* **Aim**
Only a number is wanted here: the number of lines of the data that include "xlabel".

* **Dataset excerpts**
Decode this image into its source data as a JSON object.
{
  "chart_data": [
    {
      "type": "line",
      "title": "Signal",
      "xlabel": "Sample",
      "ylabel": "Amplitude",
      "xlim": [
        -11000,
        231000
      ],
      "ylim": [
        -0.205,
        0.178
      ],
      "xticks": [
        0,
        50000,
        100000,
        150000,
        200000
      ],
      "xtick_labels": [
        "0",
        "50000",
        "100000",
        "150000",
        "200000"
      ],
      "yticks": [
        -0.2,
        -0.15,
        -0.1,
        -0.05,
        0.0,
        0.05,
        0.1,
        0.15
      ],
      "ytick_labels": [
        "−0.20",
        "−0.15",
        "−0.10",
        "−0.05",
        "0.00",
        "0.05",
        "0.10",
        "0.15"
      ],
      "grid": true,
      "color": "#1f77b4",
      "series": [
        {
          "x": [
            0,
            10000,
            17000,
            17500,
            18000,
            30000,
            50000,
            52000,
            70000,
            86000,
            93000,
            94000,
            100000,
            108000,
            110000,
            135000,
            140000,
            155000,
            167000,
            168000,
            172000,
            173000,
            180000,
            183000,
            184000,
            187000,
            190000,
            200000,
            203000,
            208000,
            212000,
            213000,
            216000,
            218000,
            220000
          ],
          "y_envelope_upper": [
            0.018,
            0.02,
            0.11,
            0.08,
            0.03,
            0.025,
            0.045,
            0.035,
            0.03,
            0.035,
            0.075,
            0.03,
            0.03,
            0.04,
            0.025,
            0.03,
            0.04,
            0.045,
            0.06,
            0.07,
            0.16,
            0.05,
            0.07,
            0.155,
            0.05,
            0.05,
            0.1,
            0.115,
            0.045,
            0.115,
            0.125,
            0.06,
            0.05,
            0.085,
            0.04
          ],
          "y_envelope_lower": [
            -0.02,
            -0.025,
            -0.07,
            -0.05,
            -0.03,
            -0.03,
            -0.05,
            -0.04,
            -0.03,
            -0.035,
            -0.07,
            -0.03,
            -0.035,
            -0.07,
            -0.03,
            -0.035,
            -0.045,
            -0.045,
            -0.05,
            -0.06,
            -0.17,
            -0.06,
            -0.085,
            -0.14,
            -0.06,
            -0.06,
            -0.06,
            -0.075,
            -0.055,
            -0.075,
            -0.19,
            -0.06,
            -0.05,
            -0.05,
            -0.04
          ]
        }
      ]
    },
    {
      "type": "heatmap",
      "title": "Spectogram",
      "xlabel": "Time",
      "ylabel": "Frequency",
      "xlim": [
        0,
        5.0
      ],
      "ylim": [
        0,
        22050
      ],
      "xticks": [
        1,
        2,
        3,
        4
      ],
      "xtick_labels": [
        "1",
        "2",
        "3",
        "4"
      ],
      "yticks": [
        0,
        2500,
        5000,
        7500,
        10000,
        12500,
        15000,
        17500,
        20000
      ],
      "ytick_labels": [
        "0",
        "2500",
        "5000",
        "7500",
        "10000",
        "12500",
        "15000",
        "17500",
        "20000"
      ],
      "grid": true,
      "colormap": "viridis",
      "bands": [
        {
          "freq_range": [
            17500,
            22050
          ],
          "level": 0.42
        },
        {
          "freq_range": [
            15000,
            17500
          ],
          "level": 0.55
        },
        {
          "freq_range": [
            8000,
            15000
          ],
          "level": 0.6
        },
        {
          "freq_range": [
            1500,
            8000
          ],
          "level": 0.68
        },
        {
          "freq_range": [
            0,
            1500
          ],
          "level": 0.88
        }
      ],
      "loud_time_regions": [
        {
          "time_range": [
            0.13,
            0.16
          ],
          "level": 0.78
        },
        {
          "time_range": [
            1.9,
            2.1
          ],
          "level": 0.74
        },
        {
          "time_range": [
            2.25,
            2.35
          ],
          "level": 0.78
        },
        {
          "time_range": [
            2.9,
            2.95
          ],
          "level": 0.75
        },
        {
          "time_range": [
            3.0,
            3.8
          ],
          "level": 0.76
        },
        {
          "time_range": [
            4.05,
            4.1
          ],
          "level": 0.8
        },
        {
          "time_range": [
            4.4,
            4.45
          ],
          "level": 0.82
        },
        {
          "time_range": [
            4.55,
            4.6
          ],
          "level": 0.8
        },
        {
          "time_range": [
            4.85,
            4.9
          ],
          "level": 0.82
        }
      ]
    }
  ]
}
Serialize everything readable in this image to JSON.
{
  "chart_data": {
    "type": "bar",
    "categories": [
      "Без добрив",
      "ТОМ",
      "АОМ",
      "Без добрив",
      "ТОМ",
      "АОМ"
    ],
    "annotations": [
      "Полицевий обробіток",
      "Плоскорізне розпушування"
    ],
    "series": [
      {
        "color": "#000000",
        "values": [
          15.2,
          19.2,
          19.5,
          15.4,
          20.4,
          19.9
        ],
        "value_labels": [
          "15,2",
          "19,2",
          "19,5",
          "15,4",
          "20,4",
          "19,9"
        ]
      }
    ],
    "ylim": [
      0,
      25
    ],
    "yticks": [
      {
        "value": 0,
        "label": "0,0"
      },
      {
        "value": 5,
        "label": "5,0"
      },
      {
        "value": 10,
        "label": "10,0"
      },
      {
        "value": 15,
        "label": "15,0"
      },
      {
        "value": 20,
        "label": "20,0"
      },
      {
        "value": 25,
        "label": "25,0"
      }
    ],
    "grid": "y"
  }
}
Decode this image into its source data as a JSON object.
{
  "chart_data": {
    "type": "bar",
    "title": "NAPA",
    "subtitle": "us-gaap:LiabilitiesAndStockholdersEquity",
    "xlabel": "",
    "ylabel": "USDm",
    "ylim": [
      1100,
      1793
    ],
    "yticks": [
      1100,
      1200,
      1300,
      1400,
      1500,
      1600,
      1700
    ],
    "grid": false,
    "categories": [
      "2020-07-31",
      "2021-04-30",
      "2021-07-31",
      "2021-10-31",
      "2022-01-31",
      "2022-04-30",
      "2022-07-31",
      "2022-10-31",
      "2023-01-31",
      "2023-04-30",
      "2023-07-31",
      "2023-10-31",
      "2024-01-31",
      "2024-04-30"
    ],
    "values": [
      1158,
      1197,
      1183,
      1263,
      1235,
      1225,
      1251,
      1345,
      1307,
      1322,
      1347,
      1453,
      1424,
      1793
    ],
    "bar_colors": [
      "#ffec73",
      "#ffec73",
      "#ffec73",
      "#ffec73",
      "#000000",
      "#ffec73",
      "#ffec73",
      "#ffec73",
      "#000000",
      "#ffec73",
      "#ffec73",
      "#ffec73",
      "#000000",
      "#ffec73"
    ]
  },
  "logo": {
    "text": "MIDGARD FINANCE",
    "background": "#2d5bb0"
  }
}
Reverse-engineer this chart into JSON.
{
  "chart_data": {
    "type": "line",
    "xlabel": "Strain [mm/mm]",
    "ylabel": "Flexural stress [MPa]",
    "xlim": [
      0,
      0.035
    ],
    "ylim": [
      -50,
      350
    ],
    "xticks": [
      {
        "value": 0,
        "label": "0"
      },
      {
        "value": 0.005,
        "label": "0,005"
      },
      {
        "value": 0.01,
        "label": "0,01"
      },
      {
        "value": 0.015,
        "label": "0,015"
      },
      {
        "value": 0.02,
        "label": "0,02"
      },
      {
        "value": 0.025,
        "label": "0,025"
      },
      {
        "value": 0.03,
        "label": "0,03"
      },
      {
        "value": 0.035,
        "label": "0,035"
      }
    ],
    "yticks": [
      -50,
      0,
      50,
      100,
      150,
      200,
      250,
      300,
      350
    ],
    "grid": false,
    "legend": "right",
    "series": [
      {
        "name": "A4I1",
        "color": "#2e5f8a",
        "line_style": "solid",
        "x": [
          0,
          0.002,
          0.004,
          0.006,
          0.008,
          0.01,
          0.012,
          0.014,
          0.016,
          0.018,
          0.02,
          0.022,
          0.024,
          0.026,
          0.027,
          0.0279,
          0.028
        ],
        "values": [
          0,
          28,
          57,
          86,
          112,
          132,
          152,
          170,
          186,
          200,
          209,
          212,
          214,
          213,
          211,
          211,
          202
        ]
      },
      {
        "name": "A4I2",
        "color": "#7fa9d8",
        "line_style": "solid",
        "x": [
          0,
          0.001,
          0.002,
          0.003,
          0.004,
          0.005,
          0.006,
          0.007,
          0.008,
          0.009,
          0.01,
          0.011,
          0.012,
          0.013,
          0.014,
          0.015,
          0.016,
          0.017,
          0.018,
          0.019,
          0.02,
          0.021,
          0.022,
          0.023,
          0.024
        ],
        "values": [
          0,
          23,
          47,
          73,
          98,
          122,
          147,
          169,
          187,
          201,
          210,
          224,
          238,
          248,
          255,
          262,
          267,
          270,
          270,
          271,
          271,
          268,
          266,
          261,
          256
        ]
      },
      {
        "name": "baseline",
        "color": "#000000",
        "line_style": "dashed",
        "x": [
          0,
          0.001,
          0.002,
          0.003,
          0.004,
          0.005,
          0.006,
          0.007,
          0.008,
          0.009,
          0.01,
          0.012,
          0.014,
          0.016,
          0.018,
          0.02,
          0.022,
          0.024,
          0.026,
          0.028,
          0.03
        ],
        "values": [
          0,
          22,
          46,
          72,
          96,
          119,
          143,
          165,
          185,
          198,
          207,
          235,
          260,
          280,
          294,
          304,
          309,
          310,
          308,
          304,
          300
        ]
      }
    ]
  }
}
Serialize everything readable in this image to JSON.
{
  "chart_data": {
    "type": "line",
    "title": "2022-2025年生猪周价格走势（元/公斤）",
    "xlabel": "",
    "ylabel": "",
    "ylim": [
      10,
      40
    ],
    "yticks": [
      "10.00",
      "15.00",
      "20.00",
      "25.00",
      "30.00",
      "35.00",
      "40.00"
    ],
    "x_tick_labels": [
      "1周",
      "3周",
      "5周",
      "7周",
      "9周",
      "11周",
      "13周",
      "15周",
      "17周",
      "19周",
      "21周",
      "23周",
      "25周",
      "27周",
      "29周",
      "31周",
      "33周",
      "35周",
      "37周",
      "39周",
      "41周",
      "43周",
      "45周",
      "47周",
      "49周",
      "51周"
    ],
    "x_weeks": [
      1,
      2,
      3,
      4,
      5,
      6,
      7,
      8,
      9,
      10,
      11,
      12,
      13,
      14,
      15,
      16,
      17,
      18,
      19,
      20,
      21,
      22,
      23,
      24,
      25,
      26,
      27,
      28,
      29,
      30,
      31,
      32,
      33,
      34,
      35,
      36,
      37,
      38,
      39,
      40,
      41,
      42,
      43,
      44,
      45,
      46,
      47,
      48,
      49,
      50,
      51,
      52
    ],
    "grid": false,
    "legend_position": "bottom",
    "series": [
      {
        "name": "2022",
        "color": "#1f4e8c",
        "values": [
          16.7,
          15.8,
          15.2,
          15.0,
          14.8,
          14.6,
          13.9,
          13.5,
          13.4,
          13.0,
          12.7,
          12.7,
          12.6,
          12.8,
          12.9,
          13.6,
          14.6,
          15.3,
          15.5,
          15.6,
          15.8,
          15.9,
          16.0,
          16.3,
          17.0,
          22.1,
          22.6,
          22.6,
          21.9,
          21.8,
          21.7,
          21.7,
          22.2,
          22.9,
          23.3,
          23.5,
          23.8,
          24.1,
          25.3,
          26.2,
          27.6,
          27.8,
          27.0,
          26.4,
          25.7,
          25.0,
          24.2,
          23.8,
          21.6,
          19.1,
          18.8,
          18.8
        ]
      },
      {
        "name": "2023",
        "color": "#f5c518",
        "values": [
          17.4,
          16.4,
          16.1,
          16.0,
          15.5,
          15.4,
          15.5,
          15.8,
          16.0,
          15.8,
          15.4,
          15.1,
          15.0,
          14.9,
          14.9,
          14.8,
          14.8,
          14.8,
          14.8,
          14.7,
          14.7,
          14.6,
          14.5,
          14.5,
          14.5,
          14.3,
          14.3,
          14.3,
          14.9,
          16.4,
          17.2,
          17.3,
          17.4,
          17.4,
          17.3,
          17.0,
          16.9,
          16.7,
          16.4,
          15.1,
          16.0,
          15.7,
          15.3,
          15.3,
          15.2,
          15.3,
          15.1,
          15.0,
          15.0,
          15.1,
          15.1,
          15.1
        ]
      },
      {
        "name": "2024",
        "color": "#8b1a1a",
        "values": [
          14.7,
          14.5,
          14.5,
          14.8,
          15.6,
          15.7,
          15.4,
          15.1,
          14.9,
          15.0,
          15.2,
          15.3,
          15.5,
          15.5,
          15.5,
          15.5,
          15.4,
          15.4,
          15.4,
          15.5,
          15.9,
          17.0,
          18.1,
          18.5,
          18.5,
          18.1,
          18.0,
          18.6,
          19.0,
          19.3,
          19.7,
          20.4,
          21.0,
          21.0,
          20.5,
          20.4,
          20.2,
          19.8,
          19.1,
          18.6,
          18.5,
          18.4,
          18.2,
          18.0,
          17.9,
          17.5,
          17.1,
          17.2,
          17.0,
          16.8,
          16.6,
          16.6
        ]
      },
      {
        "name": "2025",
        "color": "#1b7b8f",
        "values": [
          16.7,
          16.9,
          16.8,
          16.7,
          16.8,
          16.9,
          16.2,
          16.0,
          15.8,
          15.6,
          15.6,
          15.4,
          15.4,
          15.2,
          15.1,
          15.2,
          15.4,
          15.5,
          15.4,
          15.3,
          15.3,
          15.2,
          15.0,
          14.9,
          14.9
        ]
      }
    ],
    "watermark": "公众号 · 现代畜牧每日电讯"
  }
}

* **Response to this task**
5